▶ [Recorded data]:
+ + + +

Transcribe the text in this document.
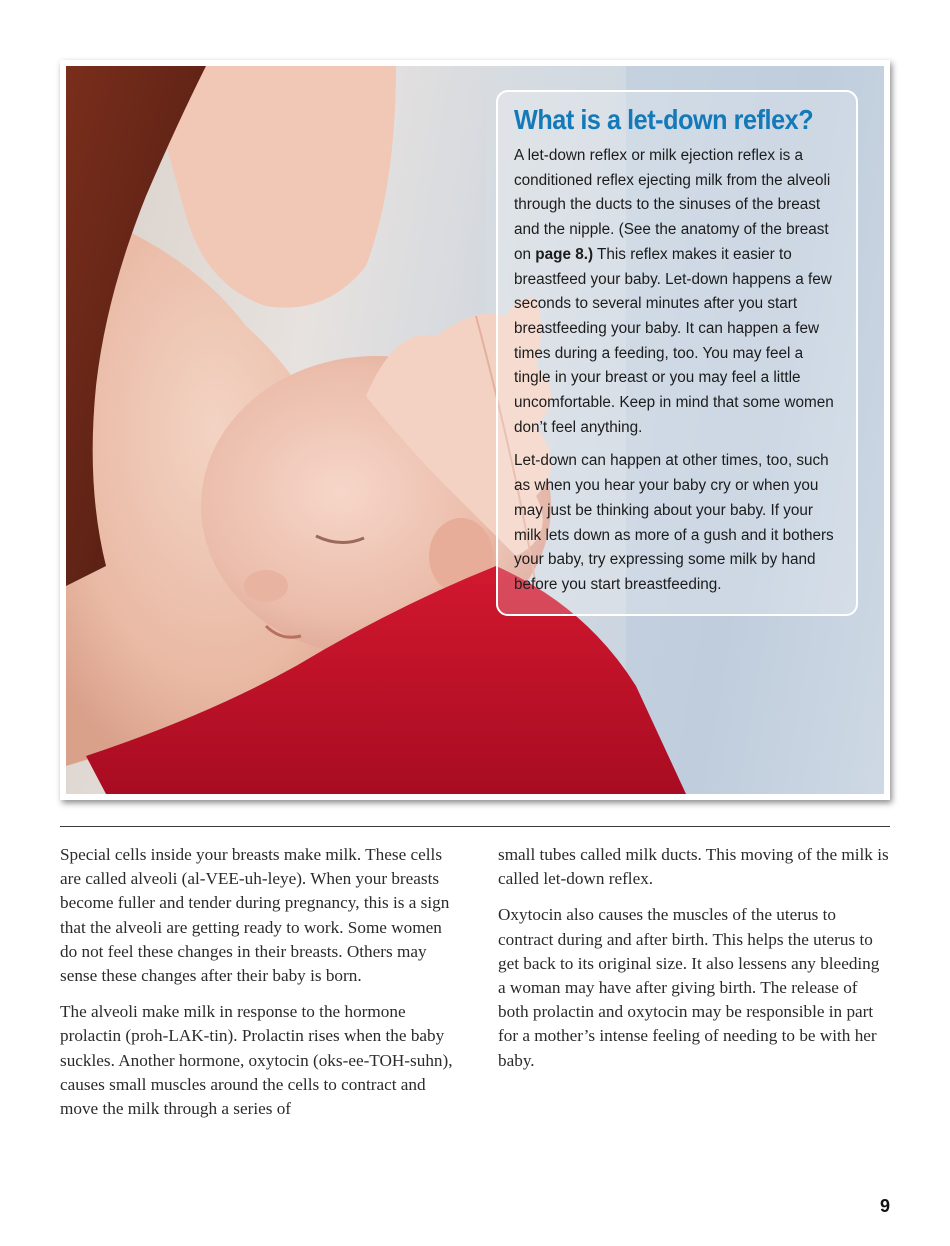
What is a let-down reflex?

A let-down reflex or milk ejection reflex is a conditioned reflex ejecting milk from the alveoli through the ducts to the sinuses of the breast and the nipple. (See the anatomy of the breast on page 8.) This reflex makes it easier to breastfeed your baby. Let-down happens a few seconds to several minutes after you start breastfeeding your baby. It can happen a few times during a feeding, too. You may feel a tingle in your breast or you may feel a little uncomfortable. Keep in mind that some women don’t feel anything.

Let-down can happen at other times, too, such as when you hear your baby cry or when you may just be thinking about your baby. If your milk lets down as more of a gush and it bothers your baby, try expressing some milk by hand before you start breastfeeding.

Special cells inside your breasts make milk. These cells are called alveoli (al-VEE-uh-leye). When your breasts become fuller and tender during pregnancy, this is a sign that the alveoli are getting ready to work. Some women do not feel these changes in their breasts. Others may sense these changes after their baby is born.

The alveoli make milk in response to the hormone prolactin (proh-LAK-tin). Prolactin rises when the baby suckles. Another hormone, oxytocin (oks-ee-TOH-suhn), causes small muscles around the cells to contract and move the milk through a series of

small tubes called milk ducts. This moving of the milk is called let-down reflex.

Oxytocin also causes the muscles of the uterus to contract during and after birth. This helps the uterus to get back to its original size. It also lessens any bleeding a woman may have after giving birth. The release of both prolactin and oxytocin may be responsible in part for a mother’s intense feeling of needing to be with her baby.

9
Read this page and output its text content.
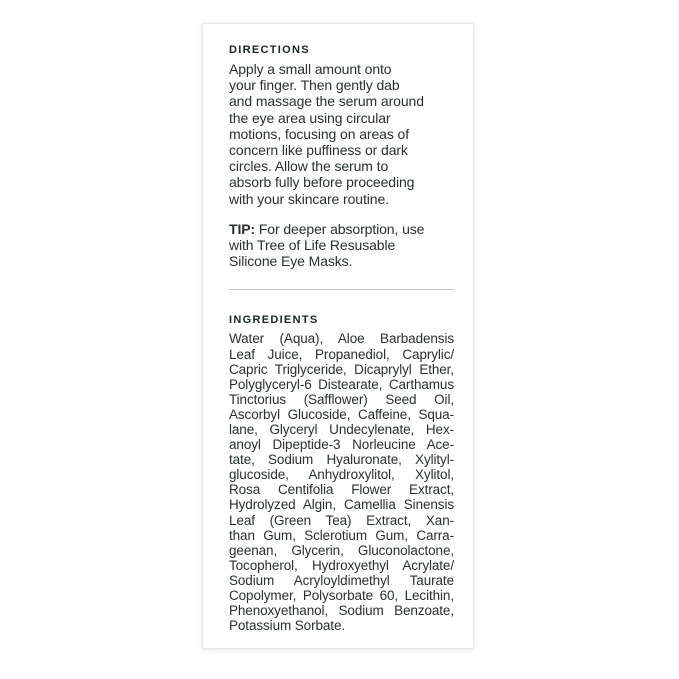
DIRECTIONS
Apply a small amount onto
your finger. Then gently dab
and massage the serum around
the eye area using circular
motions, focusing on areas of
concern like puffiness or dark
circles. Allow the serum to
absorb fully before proceeding
with your skincare routine.
TIP: For deeper absorption, use
with Tree of Life Resusable
Silicone Eye Masks.
INGREDIENTS
Water (Aqua), Aloe Barbadensis
Leaf Juice, Propanediol, Caprylic/
Capric Triglyceride, Dicaprylyl Ether,
Polyglyceryl-6 Distearate, Carthamus
Tinctorius (Safflower) Seed Oil,
Ascorbyl Glucoside, Caffeine, Squa-
lane, Glyceryl Undecylenate, Hex-
anoyl Dipeptide-3 Norleucine Ace-
tate, Sodium Hyaluronate, Xylityl-
glucoside, Anhydroxylitol, Xylitol,
Rosa Centifolia Flower Extract,
Hydrolyzed Algin, Camellia Sinensis
Leaf (Green Tea) Extract, Xan-
than Gum, Sclerotium Gum, Carra-
geenan, Glycerin, Gluconolactone,
Tocopherol, Hydroxyethyl Acrylate/
Sodium Acryloyldimethyl Taurate
Copolymer, Polysorbate 60, Lecithin,
Phenoxyethanol, Sodium Benzoate,
Potassium Sorbate.
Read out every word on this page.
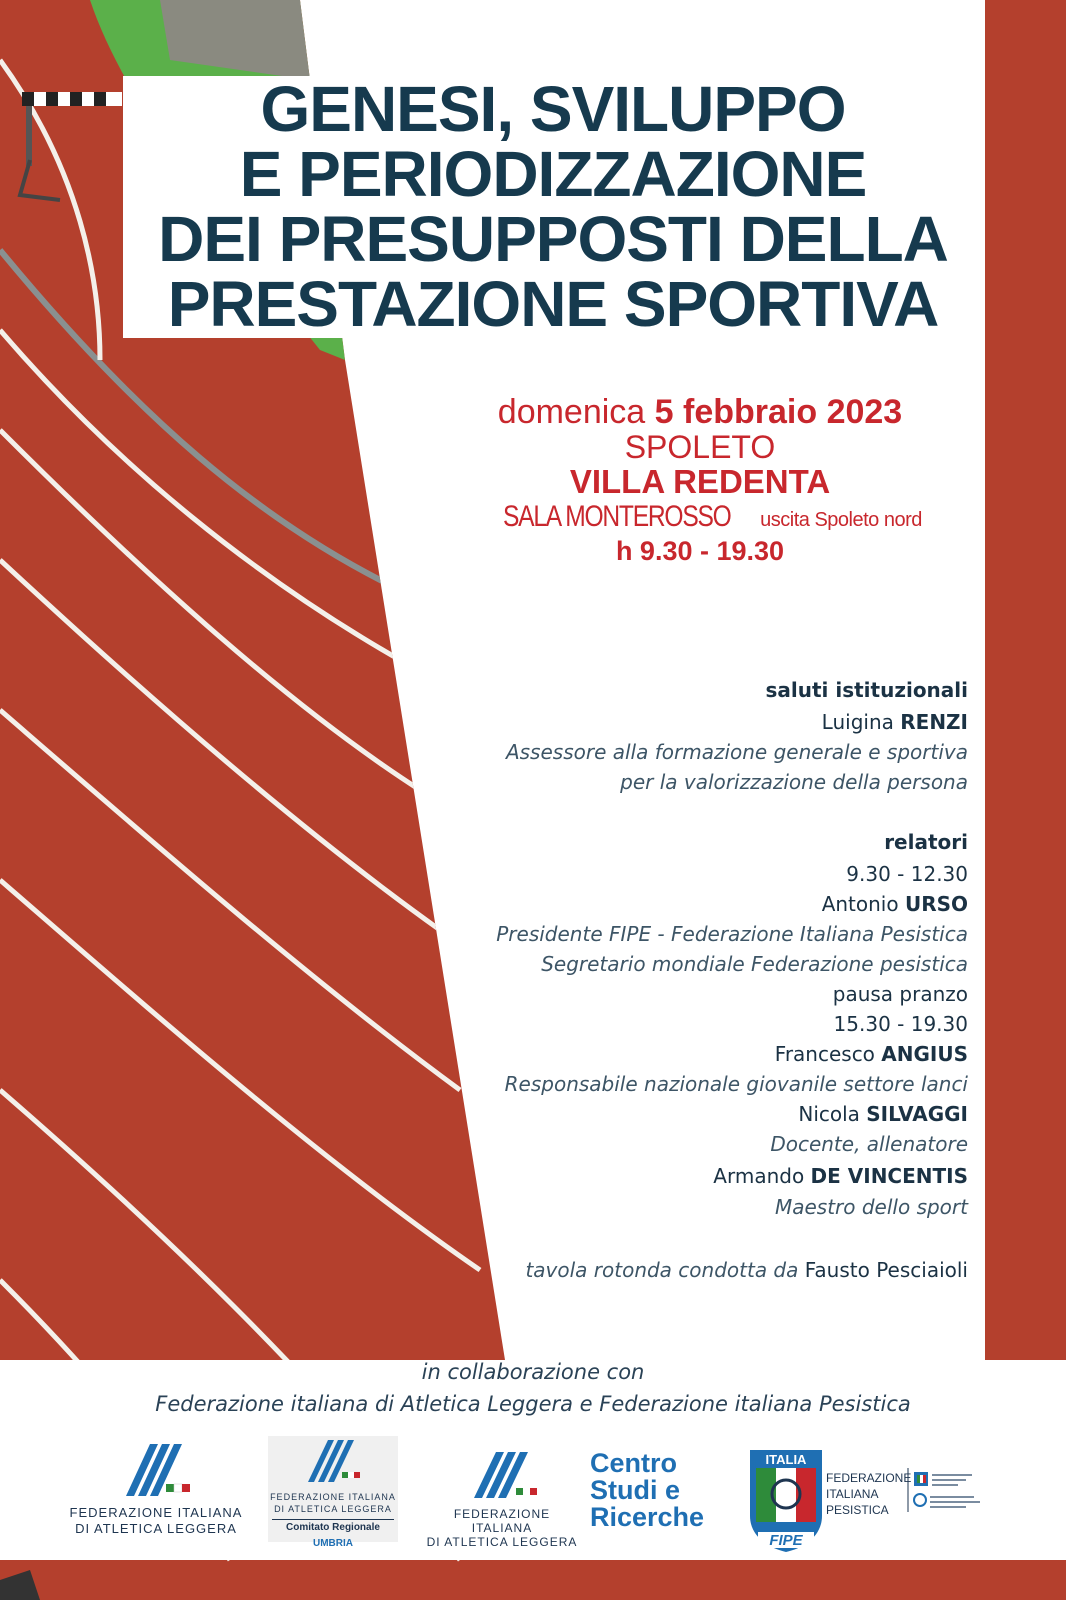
GENESI, SVILUPPO
E PERIODIZZAZIONE
DEI PRESUPPOSTI DELLA
PRESTAZIONE SPORTIVA
domenica 5 febbraio 2023
SPOLETO
VILLA REDENTA
SALA MONTEROSSO uscita Spoleto nord
h 9.30 - 19.30
saluti istituzionali
Luigina RENZI
Assessore alla formazione generale e sportiva
per la valorizzazione della persona
relatori
9.30 - 12.30
Antonio URSO
Presidente FIPE - Federazione Italiana Pesistica
Segretario mondiale Federazione pesistica
pausa pranzo
15.30 - 19.30
Francesco ANGIUS
Responsabile nazionale giovanile settore lanci
Nicola SILVAGGI
Docente, allenatore
Armando DE VINCENTIS
Maestro dello sport
tavola rotonda condotta da Fausto Pesciaioli
in collaborazione con
Federazione italiana di Atletica Leggera e Federazione italiana Pesistica
FEDERAZIONE ITALIANA
DI ATLETICA LEGGERA
FEDERAZIONE ITALIANA
DI ATLETICA LEGGERA
Comitato Regionale UMBRIA
FEDERAZIONE ITALIANA
DI ATLETICA LEGGERA
Centro
Studi e
Ricerche
ITALIA
FIPE
FEDERAZIONE
ITALIANA
PESISTICA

+ + + +

▶ [Exercise]: Write out the records once more, word for word, though without the pictures they contain.

▶ [Solution to the exercise]:
Transcribe the text in this document.
What is a let-down reflex?

A let-down reflex or milk ejection reflex is a conditioned reflex ejecting milk from the alveoli through the ducts to the sinuses of the breast and the nipple. (See the anatomy of the breast on page 8.) This reflex makes it easier to breastfeed your baby. Let-down happens a few seconds to several minutes after you start breastfeeding your baby. It can happen a few times during a feeding, too. You may feel a tingle in your breast or you may feel a little uncomfortable. Keep in mind that some women don’t feel anything.

Let-down can happen at other times, too, such as when you hear your baby cry or when you may just be thinking about your baby. If your milk lets down as more of a gush and it bothers your baby, try expressing some milk by hand before you start breastfeeding.

Special cells inside your breasts make milk. These cells are called alveoli (al-VEE-uh-leye). When your breasts become fuller and tender during pregnancy, this is a sign that the alveoli are getting ready to work. Some women do not feel these changes in their breasts. Others may sense these changes after their baby is born.

The alveoli make milk in response to the hormone prolactin (proh-LAK-tin). Prolactin rises when the baby suckles. Another hormone, oxytocin (oks-ee-TOH-suhn), causes small muscles around the cells to contract and move the milk through a series of

small tubes called milk ducts. This moving of the milk is called let-down reflex.

Oxytocin also causes the muscles of the uterus to contract during and after birth. This helps the uterus to get back to its original size. It also lessens any bleeding a woman may have after giving birth. The release of both prolactin and oxytocin may be responsible in part for a mother’s intense feeling of needing to be with her baby.

9
Read this page and output its text content.
DIRECTIONS
Apply a small amount onto
your finger. Then gently dab
and massage the serum around
the eye area using circular
motions, focusing on areas of
concern like puffiness or dark
circles. Allow the serum to
absorb fully before proceeding
with your skincare routine.
TIP: For deeper absorption, use
with Tree of Life Resusable
Silicone Eye Masks.
INGREDIENTS
Water (Aqua), Aloe Barbadensis
Leaf Juice, Propanediol, Caprylic/
Capric Triglyceride, Dicaprylyl Ether,
Polyglyceryl-6 Distearate, Carthamus
Tinctorius (Safflower) Seed Oil,
Ascorbyl Glucoside, Caffeine, Squa-
lane, Glyceryl Undecylenate, Hex-
anoyl Dipeptide-3 Norleucine Ace-
tate, Sodium Hyaluronate, Xylityl-
glucoside, Anhydroxylitol, Xylitol,
Rosa Centifolia Flower Extract,
Hydrolyzed Algin, Camellia Sinensis
Leaf (Green Tea) Extract, Xan-
than Gum, Sclerotium Gum, Carra-
geenan, Glycerin, Gluconolactone,
Tocopherol, Hydroxyethyl Acrylate/
Sodium Acryloyldimethyl Taurate
Copolymer, Polysorbate 60, Lecithin,
Phenoxyethanol, Sodium Benzoate,
Potassium Sorbate.
Read out every word on this page.
GENESI, SVILUPPO
E PERIODIZZAZIONE
DEI PRESUPPOSTI DELLA
PRESTAZIONE SPORTIVA
domenica 5 febbraio 2023
SPOLETO
VILLA REDENTA
SALA MONTEROSSO uscita Spoleto nord
h 9.30 - 19.30
saluti istituzionali
Luigina RENZI
Assessore alla formazione generale e sportiva
per la valorizzazione della persona
relatori
9.30 - 12.30
Antonio URSO
Presidente FIPE - Federazione Italiana Pesistica
Segretario mondiale Federazione pesistica
pausa pranzo
15.30 - 19.30
Francesco ANGIUS
Responsabile nazionale giovanile settore lanci
Nicola SILVAGGI
Docente, allenatore
Armando DE VINCENTIS
Maestro dello sport
tavola rotonda condotta da Fausto Pesciaioli
in collaborazione con
Federazione italiana di Atletica Leggera e Federazione italiana Pesistica
FEDERAZIONE ITALIANA
DI ATLETICA LEGGERA
FEDERAZIONE ITALIANA
DI ATLETICA LEGGERA
Comitato Regionale UMBRIA
FEDERAZIONE ITALIANA
DI ATLETICA LEGGERA
Centro
Studi e
Ricerche
ITALIA
FIPE
FEDERAZIONE
ITALIANA
PESISTICA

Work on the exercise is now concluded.